Given problem:
Filter the records for lines holding the string "القاهرة".

-- start of Data provided --

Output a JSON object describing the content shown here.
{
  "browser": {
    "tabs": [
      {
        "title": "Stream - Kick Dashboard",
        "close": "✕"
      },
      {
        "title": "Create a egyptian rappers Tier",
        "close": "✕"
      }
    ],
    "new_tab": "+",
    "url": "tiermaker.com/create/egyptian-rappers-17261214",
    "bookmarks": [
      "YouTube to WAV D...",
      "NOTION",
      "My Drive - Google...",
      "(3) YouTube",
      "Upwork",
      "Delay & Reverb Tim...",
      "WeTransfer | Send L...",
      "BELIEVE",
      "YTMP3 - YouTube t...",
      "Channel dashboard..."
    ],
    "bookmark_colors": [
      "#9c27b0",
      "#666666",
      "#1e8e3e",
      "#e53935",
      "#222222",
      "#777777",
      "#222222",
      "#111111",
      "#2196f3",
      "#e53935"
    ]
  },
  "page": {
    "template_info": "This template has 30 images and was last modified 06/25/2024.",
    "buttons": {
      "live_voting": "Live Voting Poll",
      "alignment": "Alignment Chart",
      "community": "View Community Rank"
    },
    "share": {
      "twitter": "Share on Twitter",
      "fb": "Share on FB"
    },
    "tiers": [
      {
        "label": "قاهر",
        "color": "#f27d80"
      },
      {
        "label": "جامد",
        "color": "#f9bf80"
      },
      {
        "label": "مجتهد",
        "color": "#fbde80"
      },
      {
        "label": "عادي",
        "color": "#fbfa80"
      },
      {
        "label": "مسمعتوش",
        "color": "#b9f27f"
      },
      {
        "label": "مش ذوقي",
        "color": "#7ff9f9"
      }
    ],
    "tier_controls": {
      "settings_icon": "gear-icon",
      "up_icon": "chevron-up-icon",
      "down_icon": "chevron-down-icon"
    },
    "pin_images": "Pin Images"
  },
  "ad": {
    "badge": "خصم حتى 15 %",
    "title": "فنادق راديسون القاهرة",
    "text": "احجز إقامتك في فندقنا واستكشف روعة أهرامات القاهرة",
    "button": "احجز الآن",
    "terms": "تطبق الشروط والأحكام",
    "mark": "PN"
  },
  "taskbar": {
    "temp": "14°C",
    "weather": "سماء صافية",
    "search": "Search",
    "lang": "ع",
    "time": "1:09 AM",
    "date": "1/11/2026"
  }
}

-- end of Data provided --

Solution to this task:
    "title": "فنادق راديسون القاهرة",
    "text": "احجز إقامتك في فندقنا واستكشف روعة أهرامات القاهرة",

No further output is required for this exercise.